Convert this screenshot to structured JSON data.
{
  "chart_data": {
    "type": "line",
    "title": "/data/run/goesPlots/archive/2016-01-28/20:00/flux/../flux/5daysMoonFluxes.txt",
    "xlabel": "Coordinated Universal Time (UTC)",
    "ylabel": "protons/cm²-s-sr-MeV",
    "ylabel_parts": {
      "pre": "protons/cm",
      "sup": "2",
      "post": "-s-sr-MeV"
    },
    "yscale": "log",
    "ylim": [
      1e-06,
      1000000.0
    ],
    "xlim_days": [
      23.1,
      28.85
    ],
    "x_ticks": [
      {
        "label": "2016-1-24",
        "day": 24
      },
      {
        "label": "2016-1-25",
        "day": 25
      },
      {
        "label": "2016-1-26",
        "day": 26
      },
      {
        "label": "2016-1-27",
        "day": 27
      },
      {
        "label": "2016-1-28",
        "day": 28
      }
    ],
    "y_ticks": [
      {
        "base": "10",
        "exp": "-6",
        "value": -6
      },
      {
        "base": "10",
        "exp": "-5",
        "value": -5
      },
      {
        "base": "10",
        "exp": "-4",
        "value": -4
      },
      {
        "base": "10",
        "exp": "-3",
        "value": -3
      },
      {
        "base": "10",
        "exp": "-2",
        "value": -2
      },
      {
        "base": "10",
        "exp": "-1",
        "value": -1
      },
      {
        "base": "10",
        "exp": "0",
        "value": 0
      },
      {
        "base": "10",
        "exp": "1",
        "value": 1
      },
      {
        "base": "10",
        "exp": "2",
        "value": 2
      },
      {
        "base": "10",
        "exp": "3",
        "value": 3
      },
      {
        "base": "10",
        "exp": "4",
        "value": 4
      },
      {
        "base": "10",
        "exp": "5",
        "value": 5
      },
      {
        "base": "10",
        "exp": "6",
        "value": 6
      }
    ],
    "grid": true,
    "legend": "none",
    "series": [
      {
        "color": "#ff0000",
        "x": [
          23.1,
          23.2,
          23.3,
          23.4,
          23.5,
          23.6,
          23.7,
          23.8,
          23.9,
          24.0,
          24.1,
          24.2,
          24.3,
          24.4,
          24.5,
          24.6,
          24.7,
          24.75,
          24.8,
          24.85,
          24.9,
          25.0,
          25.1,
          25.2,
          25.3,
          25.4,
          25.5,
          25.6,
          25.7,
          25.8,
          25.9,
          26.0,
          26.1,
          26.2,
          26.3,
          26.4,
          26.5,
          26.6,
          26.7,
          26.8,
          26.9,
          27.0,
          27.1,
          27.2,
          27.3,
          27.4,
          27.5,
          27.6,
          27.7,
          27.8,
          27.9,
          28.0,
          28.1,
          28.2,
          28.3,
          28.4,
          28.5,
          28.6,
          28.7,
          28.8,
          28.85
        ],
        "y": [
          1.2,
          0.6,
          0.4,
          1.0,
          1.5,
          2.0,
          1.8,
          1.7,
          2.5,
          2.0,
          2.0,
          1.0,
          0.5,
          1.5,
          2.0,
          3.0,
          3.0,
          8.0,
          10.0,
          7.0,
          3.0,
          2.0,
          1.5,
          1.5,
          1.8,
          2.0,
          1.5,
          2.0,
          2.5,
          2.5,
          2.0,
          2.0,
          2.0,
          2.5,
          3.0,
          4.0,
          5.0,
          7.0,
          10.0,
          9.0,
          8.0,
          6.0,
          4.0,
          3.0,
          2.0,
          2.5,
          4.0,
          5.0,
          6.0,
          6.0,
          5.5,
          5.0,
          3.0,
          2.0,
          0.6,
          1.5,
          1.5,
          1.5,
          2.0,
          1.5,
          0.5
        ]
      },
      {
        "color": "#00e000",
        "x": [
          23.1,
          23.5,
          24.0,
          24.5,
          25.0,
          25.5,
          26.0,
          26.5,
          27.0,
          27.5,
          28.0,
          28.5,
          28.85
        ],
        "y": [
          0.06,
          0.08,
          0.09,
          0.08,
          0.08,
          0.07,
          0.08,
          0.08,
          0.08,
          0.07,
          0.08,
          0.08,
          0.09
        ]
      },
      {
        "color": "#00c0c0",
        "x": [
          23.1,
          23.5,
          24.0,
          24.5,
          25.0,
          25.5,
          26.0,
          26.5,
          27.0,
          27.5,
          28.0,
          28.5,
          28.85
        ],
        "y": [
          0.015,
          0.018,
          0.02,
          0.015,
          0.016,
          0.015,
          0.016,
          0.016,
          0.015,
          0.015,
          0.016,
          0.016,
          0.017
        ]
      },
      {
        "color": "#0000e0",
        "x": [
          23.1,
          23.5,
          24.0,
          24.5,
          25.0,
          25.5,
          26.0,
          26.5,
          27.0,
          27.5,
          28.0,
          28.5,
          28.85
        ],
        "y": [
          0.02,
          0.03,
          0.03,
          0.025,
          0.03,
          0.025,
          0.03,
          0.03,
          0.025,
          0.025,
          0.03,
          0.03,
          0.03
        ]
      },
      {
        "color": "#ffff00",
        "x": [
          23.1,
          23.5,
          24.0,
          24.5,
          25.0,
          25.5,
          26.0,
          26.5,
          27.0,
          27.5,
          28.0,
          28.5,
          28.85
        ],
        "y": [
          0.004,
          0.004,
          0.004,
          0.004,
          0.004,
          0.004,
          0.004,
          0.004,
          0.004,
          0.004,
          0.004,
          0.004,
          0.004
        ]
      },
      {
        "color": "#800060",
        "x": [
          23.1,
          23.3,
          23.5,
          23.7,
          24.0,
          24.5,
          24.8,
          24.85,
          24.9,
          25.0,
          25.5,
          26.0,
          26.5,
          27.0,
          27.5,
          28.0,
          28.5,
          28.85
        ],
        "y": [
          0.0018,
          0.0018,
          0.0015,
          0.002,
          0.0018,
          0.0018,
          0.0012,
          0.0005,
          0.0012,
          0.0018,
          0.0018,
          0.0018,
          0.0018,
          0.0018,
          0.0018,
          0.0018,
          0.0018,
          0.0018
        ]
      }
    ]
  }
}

—————

> _Task brief_
Identify the lines above that contain the word "protons", then copy them.

> _Exercise result_
    "ylabel": "protons/cm²-s-sr-MeV",
      "pre": "protons/cm",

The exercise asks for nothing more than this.